Source passage —
⁂

Tilda Uganda Limited
- Company type: Private
- Industry: Manufacture & Marketing of Rice
- Founded: 1996
- Headquarters: Kibimba, Uganda
- Key people: Venugopal Pookat Executive Director
- Products: Rice

= Tilda Uganda =

Rice growing and processing company in Uganda

Tilda Uganda Limited is a rice growing and processing company in the Eastern Region of Uganda.

==Location==
The company headquarters and factory are located on a 3900 ha estate in the community of Kibimba, along the Jinja–Iganga–Bugiri–Tororo Road, about 18 km east of the town of Bugiri. This is about 89 km east of Jinja, the largest city in the sub-region. The coordinates of the company headquarters and factory are 0°32'06.0"N, 33°52'31.0"E (Latitude:0.535005; Longitude:33.875280).

⁂

Objectives —
[1] Answer these questions using the profile of Tilda Uganda:
(a) In what year was the company founded?
(b) How large is the estate that holds the headquarters and factory?
(c) How far is Kibimba from the town of Bugiri, and in which direction?
[2] Write the next part of the profile of Tilda Uganda, picking up after the sentence that gives the coordinates of the headquarters and factory.

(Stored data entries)
⁂

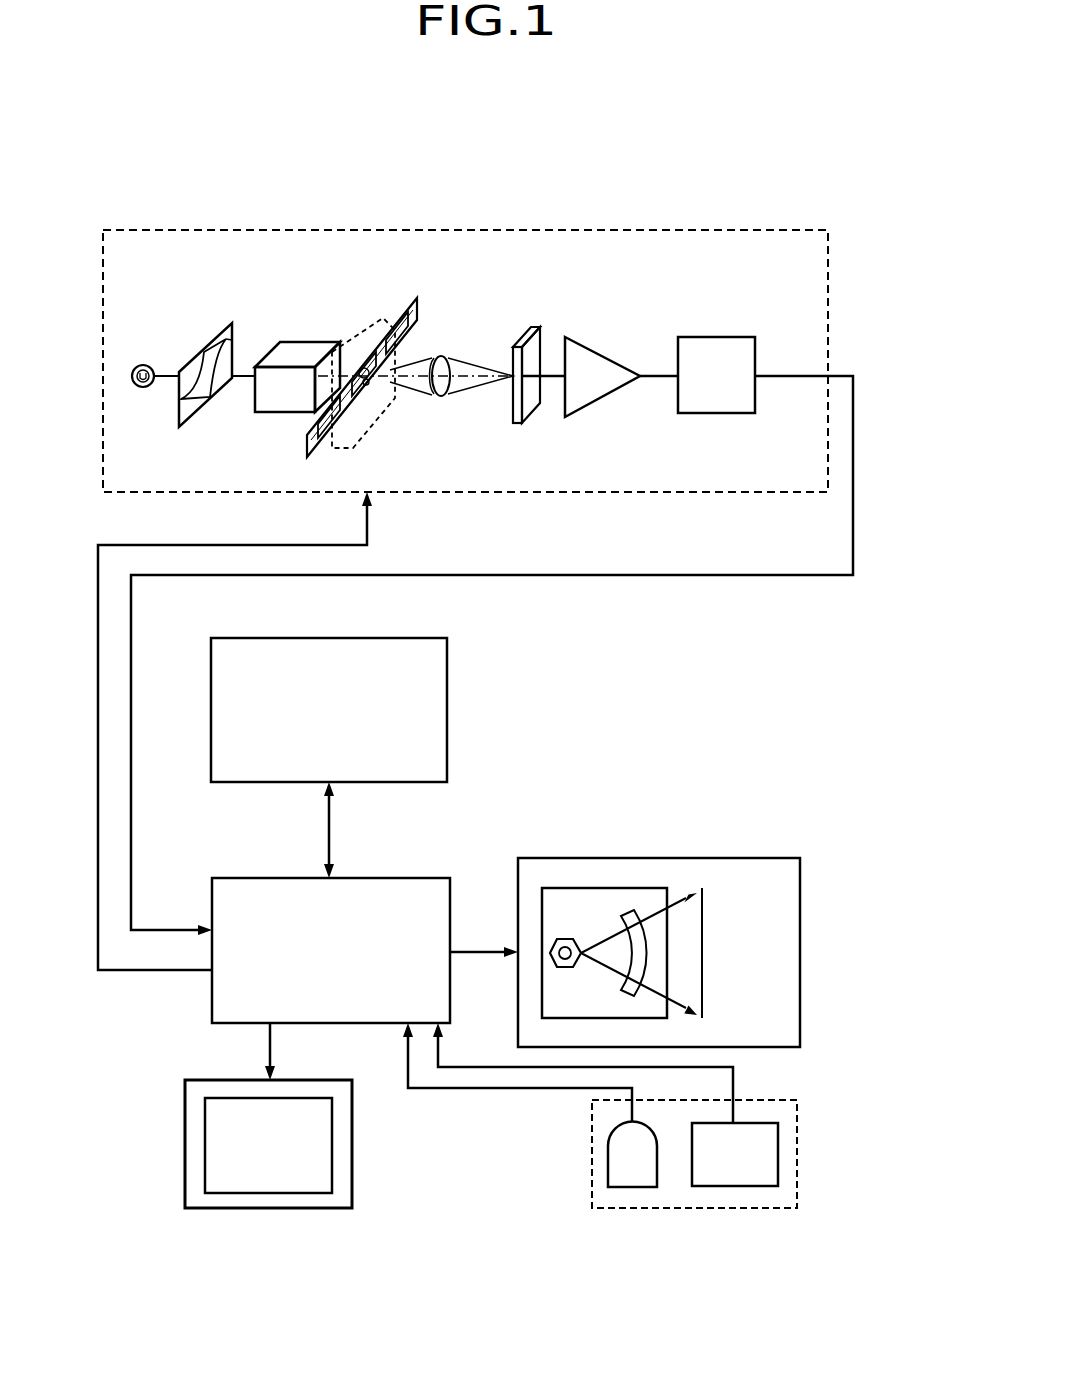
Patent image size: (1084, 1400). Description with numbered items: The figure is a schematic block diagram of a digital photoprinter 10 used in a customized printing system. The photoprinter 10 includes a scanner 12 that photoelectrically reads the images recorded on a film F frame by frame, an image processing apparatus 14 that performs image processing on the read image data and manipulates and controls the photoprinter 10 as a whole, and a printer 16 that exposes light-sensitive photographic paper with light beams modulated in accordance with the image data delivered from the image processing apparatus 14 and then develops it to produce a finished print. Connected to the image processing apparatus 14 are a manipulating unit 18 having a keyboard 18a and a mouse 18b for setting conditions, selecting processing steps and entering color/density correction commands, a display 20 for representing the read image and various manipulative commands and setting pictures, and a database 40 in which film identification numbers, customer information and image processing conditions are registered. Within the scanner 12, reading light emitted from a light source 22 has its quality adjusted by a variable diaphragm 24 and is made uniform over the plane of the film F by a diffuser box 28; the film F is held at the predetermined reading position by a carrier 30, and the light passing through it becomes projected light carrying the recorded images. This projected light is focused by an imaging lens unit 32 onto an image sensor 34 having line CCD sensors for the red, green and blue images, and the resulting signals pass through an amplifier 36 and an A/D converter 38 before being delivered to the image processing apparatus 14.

The digital photoprinter 10 is at (655, 216).
The scanner 12 is at (307, 230).
The image processing apparatus 14 is at (408, 877).
The printer 16 is at (655, 857).
The manipulating unit 18 is at (680, 1209).
The keyboard 18a is at (740, 1187).
The mouse 18b is at (628, 1188).
The display 20 is at (259, 1209).
The light source 22 is at (143, 365).
The variable diaphragm 24 is at (210, 334).
The diffuser box 28 is at (293, 366).
The carrier 30 is at (383, 412).
The imaging lens unit 32 is at (440, 357).
The image sensor 34 is at (532, 348).
The amplifier 36 is at (604, 398).
The A/D converter 38 is at (740, 336).
The database 40 is at (449, 697).
The film F is at (406, 318).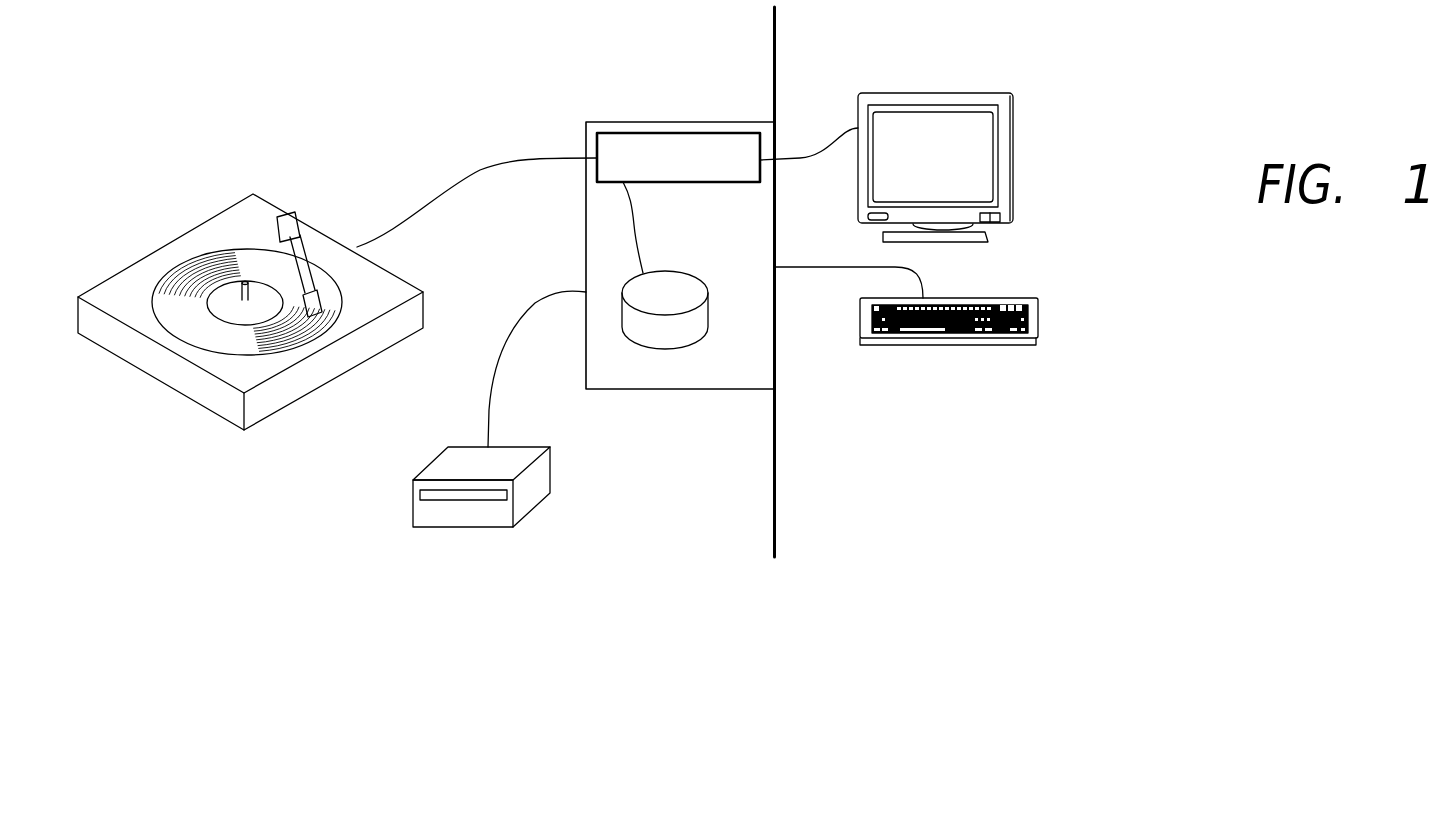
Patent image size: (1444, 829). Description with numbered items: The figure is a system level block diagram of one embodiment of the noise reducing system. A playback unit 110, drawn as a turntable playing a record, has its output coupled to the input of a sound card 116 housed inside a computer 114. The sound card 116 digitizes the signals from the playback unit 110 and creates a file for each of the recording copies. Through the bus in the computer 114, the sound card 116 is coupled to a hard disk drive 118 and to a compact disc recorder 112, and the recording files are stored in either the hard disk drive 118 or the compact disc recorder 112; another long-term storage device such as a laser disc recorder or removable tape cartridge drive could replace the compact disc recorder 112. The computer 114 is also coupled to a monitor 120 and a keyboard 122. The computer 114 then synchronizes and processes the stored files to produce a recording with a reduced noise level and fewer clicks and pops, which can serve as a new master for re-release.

The playback unit 110 is at (195, 238).
The compact disc recorder 112 is at (413, 500).
The computer 114 is at (613, 122).
The sound card 116 is at (603, 173).
The hard disk drive 118 is at (707, 325).
The monitor 120 is at (1015, 133).
The keyboard 122 is at (1038, 327).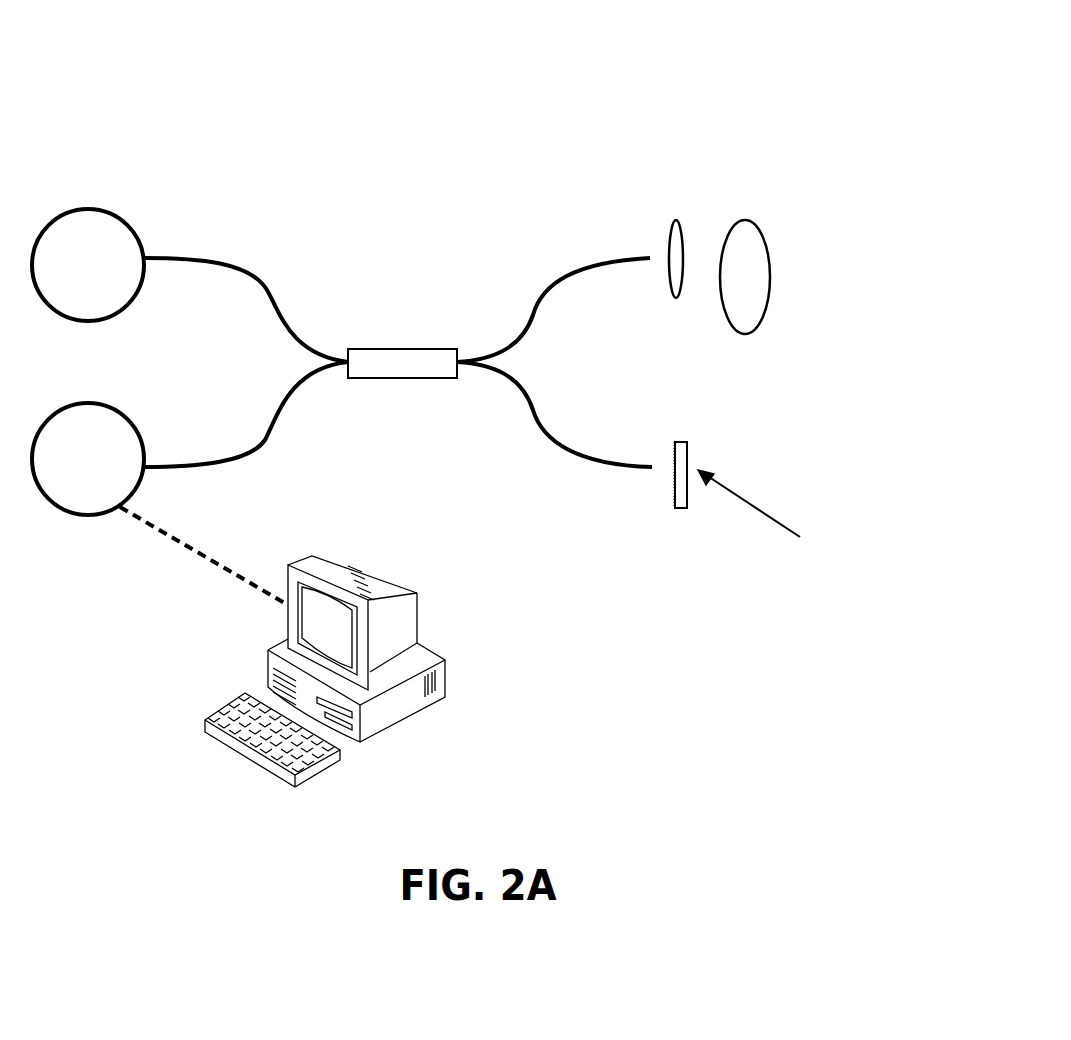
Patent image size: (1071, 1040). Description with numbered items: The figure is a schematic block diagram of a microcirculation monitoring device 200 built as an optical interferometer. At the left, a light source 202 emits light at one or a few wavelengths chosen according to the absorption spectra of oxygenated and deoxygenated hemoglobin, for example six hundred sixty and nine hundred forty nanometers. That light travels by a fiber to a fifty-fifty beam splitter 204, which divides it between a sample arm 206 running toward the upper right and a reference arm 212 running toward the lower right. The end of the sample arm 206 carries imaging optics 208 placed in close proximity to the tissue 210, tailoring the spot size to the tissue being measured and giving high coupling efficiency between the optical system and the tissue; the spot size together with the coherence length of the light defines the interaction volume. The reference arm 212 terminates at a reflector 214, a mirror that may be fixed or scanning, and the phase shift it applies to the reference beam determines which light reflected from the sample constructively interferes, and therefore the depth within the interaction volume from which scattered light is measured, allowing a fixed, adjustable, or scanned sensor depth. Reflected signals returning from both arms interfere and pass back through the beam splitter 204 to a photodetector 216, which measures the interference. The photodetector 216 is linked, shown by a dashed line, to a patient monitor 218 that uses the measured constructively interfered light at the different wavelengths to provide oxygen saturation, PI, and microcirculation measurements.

The microcirculation monitoring device 200 is at (420, 73).
The light source 202 is at (133, 225).
The beam splitter 204 is at (365, 378).
The sample arm 206 is at (557, 275).
The imaging optics 208 is at (682, 225).
The tissue 210 is at (750, 318).
The reference arm 212 is at (540, 430).
The reflector 214 is at (688, 450).
The photodetector 216 is at (132, 417).
The patient monitor 218 is at (382, 733).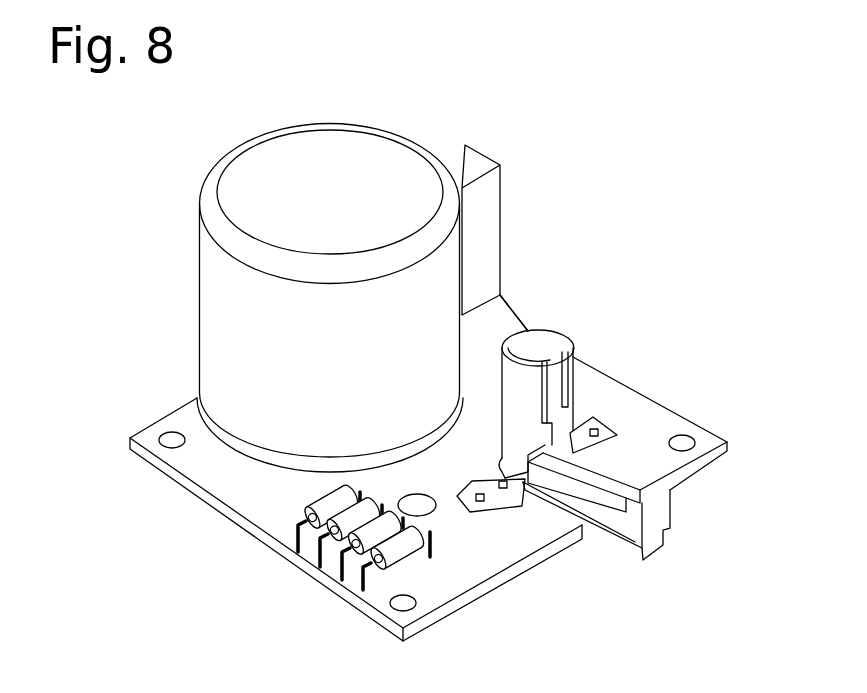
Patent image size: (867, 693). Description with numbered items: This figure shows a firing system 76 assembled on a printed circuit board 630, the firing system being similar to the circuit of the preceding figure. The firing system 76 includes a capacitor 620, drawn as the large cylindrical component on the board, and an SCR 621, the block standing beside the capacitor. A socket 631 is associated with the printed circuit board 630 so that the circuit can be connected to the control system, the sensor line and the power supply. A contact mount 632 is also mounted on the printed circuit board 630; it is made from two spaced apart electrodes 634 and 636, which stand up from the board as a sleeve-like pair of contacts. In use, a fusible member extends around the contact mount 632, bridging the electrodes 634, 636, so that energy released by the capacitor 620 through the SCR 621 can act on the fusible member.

The firing system 76 is at (102, 212).
The capacitor 620 is at (347, 364).
The SCR 621 is at (483, 208).
The printed circuit board 630 is at (245, 502).
The socket 631 is at (663, 523).
The contact mount 632 is at (559, 297).
The electrode 634 is at (518, 390).
The electrode 636 is at (557, 343).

⁂

Answers per task —
[1]
(a) 1996
(b) 3900 ha
(c) About 18 km east of Bugiri

[2]
==Overview==
The Kibimba Rice Scheme, was established by President Idi Amin with China in 1973. In 1996, Tilda Limited acquired the property. They applied to the International Finance Corporation for a US$2 million loan, as part of the funding required to rehabilitate the estate for growing, manufacturing, marketing and distribution of rice and rice products. It is estimated that in 2011, Tilda Uganda Limited was producing about 20,000 metric tonnes of refined rice grain annually.

==Ownership==
TUL is a wholly owned subsidiary of Tilda Limited, a rice and related food products company headquartered in Rainham, (England), with offices in Dubai, (UAE) and Delhi (India).

==Other considerations==
Some of the members of the family that founded Tilda Limited, were born or lived in Uganda for part of their lives.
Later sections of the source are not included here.